◆ Given task ◆
Type every record exactly as it appears.
⁂
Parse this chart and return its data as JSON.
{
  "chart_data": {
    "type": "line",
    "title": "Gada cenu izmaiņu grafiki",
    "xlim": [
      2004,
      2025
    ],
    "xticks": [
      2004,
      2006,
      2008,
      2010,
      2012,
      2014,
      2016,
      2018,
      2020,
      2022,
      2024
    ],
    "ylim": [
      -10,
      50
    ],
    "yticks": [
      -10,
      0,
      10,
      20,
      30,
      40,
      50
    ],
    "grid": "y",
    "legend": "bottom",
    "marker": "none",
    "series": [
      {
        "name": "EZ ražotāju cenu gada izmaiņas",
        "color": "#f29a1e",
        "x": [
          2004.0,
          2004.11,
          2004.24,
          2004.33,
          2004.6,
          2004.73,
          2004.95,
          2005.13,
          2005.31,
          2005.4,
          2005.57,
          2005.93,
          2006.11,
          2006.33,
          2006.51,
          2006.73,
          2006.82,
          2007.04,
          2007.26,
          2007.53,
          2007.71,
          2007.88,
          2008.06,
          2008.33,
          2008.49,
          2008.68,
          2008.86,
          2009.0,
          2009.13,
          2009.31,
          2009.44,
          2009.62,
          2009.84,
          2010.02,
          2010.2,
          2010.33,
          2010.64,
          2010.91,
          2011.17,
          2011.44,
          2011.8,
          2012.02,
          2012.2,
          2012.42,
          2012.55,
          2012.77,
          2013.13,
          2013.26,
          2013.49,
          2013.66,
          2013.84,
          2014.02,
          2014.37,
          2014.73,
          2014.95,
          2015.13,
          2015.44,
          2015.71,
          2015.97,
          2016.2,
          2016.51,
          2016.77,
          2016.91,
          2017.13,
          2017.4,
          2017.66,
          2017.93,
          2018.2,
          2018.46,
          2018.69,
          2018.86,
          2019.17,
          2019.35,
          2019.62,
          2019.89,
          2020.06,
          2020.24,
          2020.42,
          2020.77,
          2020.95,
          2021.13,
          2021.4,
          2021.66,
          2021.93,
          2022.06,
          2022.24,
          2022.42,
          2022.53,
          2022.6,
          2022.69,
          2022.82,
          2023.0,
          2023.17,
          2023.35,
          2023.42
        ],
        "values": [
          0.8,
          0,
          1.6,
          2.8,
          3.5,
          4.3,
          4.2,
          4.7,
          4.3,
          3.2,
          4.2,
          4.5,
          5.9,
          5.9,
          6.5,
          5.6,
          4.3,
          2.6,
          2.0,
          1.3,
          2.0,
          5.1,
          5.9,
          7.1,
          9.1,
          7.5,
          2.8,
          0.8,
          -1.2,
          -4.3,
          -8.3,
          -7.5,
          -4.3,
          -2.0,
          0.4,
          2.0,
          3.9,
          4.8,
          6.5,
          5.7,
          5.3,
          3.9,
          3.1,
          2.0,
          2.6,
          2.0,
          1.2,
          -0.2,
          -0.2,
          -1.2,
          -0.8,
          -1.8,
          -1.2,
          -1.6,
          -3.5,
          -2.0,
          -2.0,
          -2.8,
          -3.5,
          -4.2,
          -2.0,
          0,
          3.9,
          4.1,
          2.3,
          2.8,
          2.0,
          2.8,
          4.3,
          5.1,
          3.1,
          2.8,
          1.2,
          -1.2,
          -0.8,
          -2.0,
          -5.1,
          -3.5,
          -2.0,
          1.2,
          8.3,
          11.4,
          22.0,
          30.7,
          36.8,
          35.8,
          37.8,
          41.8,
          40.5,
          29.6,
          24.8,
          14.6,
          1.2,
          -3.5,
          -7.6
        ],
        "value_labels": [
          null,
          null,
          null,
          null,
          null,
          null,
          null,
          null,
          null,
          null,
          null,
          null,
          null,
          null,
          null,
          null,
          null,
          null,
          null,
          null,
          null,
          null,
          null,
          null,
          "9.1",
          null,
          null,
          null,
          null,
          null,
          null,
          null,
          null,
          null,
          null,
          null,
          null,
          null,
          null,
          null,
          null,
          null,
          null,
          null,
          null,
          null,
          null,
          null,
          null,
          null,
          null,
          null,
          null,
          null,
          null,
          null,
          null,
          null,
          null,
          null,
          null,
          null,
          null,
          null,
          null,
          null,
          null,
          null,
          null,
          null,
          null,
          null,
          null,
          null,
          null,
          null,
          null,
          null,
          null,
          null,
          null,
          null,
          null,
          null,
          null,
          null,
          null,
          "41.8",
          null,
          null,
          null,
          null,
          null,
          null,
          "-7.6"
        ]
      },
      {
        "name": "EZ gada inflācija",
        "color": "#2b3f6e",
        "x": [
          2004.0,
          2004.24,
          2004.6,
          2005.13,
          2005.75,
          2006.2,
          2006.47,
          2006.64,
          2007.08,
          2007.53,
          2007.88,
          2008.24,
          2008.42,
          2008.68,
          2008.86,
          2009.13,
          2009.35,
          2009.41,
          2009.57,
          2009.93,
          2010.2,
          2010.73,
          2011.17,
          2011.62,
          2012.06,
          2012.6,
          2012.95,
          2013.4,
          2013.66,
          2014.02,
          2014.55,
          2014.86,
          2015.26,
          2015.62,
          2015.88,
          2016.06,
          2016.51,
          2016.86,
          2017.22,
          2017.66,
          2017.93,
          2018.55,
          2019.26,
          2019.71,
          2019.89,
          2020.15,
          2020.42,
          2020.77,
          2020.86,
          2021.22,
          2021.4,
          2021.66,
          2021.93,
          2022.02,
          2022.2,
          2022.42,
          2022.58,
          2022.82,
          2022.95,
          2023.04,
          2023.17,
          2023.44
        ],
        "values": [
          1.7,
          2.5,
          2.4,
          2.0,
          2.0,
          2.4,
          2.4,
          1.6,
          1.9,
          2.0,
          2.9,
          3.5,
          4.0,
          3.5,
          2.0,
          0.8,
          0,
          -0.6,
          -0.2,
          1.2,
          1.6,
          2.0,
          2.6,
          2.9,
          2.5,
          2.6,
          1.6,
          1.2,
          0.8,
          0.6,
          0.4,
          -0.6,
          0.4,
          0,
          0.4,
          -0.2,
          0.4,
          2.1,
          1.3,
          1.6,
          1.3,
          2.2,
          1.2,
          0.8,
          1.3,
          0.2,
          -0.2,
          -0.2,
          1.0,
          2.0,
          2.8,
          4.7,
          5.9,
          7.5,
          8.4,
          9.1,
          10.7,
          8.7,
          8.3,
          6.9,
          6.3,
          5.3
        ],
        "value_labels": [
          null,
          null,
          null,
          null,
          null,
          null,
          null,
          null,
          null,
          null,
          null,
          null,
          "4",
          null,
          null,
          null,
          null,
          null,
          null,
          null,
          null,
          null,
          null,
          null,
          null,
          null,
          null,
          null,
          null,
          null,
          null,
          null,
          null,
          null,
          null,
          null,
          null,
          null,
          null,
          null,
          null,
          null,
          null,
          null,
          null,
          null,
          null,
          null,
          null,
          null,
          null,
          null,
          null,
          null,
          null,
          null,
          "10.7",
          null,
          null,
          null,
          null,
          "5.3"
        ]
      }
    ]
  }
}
⁂
◆ Answer to the exercise ◆
Parse this chart and return its data as JSON.
{
  "chart_data": {
    "type": "line",
    "title": "Gada cenu izmaiņu grafiki",
    "xlim": [
      2004,
      2025
    ],
    "xticks": [
      2004,
      2006,
      2008,
      2010,
      2012,
      2014,
      2016,
      2018,
      2020,
      2022,
      2024
    ],
    "ylim": [
      -10,
      50
    ],
    "yticks": [
      -10,
      0,
      10,
      20,
      30,
      40,
      50
    ],
    "grid": "y",
    "legend": "bottom",
    "marker": "none",
    "series": [
      {
        "name": "EZ ražotāju cenu gada izmaiņas",
        "color": "#f29a1e",
        "x": [
          2004.0,
          2004.11,
          2004.24,
          2004.33,
          2004.6,
          2004.73,
          2004.95,
          2005.13,
          2005.31,
          2005.4,
          2005.57,
          2005.93,
          2006.11,
          2006.33,
          2006.51,
          2006.73,
          2006.82,
          2007.04,
          2007.26,
          2007.53,
          2007.71,
          2007.88,
          2008.06,
          2008.33,
          2008.49,
          2008.68,
          2008.86,
          2009.0,
          2009.13,
          2009.31,
          2009.44,
          2009.62,
          2009.84,
          2010.02,
          2010.2,
          2010.33,
          2010.64,
          2010.91,
          2011.17,
          2011.44,
          2011.8,
          2012.02,
          2012.2,
          2012.42,
          2012.55,
          2012.77,
          2013.13,
          2013.26,
          2013.49,
          2013.66,
          2013.84,
          2014.02,
          2014.37,
          2014.73,
          2014.95,
          2015.13,
          2015.44,
          2015.71,
          2015.97,
          2016.2,
          2016.51,
          2016.77,
          2016.91,
          2017.13,
          2017.4,
          2017.66,
          2017.93,
          2018.2,
          2018.46,
          2018.69,
          2018.86,
          2019.17,
          2019.35,
          2019.62,
          2019.89,
          2020.06,
          2020.24,
          2020.42,
          2020.77,
          2020.95,
          2021.13,
          2021.4,
          2021.66,
          2021.93,
          2022.06,
          2022.24,
          2022.42,
          2022.53,
          2022.6,
          2022.69,
          2022.82,
          2023.0,
          2023.17,
          2023.35,
          2023.42
        ],
        "values": [
          0.8,
          0,
          1.6,
          2.8,
          3.5,
          4.3,
          4.2,
          4.7,
          4.3,
          3.2,
          4.2,
          4.5,
          5.9,
          5.9,
          6.5,
          5.6,
          4.3,
          2.6,
          2.0,
          1.3,
          2.0,
          5.1,
          5.9,
          7.1,
          9.1,
          7.5,
          2.8,
          0.8,
          -1.2,
          -4.3,
          -8.3,
          -7.5,
          -4.3,
          -2.0,
          0.4,
          2.0,
          3.9,
          4.8,
          6.5,
          5.7,
          5.3,
          3.9,
          3.1,
          2.0,
          2.6,
          2.0,
          1.2,
          -0.2,
          -0.2,
          -1.2,
          -0.8,
          -1.8,
          -1.2,
          -1.6,
          -3.5,
          -2.0,
          -2.0,
          -2.8,
          -3.5,
          -4.2,
          -2.0,
          0,
          3.9,
          4.1,
          2.3,
          2.8,
          2.0,
          2.8,
          4.3,
          5.1,
          3.1,
          2.8,
          1.2,
          -1.2,
          -0.8,
          -2.0,
          -5.1,
          -3.5,
          -2.0,
          1.2,
          8.3,
          11.4,
          22.0,
          30.7,
          36.8,
          35.8,
          37.8,
          41.8,
          40.5,
          29.6,
          24.8,
          14.6,
          1.2,
          -3.5,
          -7.6
        ],
        "value_labels": [
          null,
          null,
          null,
          null,
          null,
          null,
          null,
          null,
          null,
          null,
          null,
          null,
          null,
          null,
          null,
          null,
          null,
          null,
          null,
          null,
          null,
          null,
          null,
          null,
          "9.1",
          null,
          null,
          null,
          null,
          null,
          null,
          null,
          null,
          null,
          null,
          null,
          null,
          null,
          null,
          null,
          null,
          null,
          null,
          null,
          null,
          null,
          null,
          null,
          null,
          null,
          null,
          null,
          null,
          null,
          null,
          null,
          null,
          null,
          null,
          null,
          null,
          null,
          null,
          null,
          null,
          null,
          null,
          null,
          null,
          null,
          null,
          null,
          null,
          null,
          null,
          null,
          null,
          null,
          null,
          null,
          null,
          null,
          null,
          null,
          null,
          null,
          null,
          "41.8",
          null,
          null,
          null,
          null,
          null,
          null,
          "-7.6"
        ]
      },
      {
        "name": "EZ gada inflācija",
        "color": "#2b3f6e",
        "x": [
          2004.0,
          2004.24,
          2004.6,
          2005.13,
          2005.75,
          2006.2,
          2006.47,
          2006.64,
          2007.08,
          2007.53,
          2007.88,
          2008.24,
          2008.42,
          2008.68,
          2008.86,
          2009.13,
          2009.35,
          2009.41,
          2009.57,
          2009.93,
          2010.2,
          2010.73,
          2011.17,
          2011.62,
          2012.06,
          2012.6,
          2012.95,
          2013.4,
          2013.66,
          2014.02,
          2014.55,
          2014.86,
          2015.26,
          2015.62,
          2015.88,
          2016.06,
          2016.51,
          2016.86,
          2017.22,
          2017.66,
          2017.93,
          2018.55,
          2019.26,
          2019.71,
          2019.89,
          2020.15,
          2020.42,
          2020.77,
          2020.86,
          2021.22,
          2021.4,
          2021.66,
          2021.93,
          2022.02,
          2022.2,
          2022.42,
          2022.58,
          2022.82,
          2022.95,
          2023.04,
          2023.17,
          2023.44
        ],
        "values": [
          1.7,
          2.5,
          2.4,
          2.0,
          2.0,
          2.4,
          2.4,
          1.6,
          1.9,
          2.0,
          2.9,
          3.5,
          4.0,
          3.5,
          2.0,
          0.8,
          0,
          -0.6,
          -0.2,
          1.2,
          1.6,
          2.0,
          2.6,
          2.9,
          2.5,
          2.6,
          1.6,
          1.2,
          0.8,
          0.6,
          0.4,
          -0.6,
          0.4,
          0,
          0.4,
          -0.2,
          0.4,
          2.1,
          1.3,
          1.6,
          1.3,
          2.2,
          1.2,
          0.8,
          1.3,
          0.2,
          -0.2,
          -0.2,
          1.0,
          2.0,
          2.8,
          4.7,
          5.9,
          7.5,
          8.4,
          9.1,
          10.7,
          8.7,
          8.3,
          6.9,
          6.3,
          5.3
        ],
        "value_labels": [
          null,
          null,
          null,
          null,
          null,
          null,
          null,
          null,
          null,
          null,
          null,
          null,
          "4",
          null,
          null,
          null,
          null,
          null,
          null,
          null,
          null,
          null,
          null,
          null,
          null,
          null,
          null,
          null,
          null,
          null,
          null,
          null,
          null,
          null,
          null,
          null,
          null,
          null,
          null,
          null,
          null,
          null,
          null,
          null,
          null,
          null,
          null,
          null,
          null,
          null,
          null,
          null,
          null,
          null,
          null,
          null,
          "10.7",
          null,
          null,
          null,
          null,
          "5.3"
        ]
      }
    ]
  }
}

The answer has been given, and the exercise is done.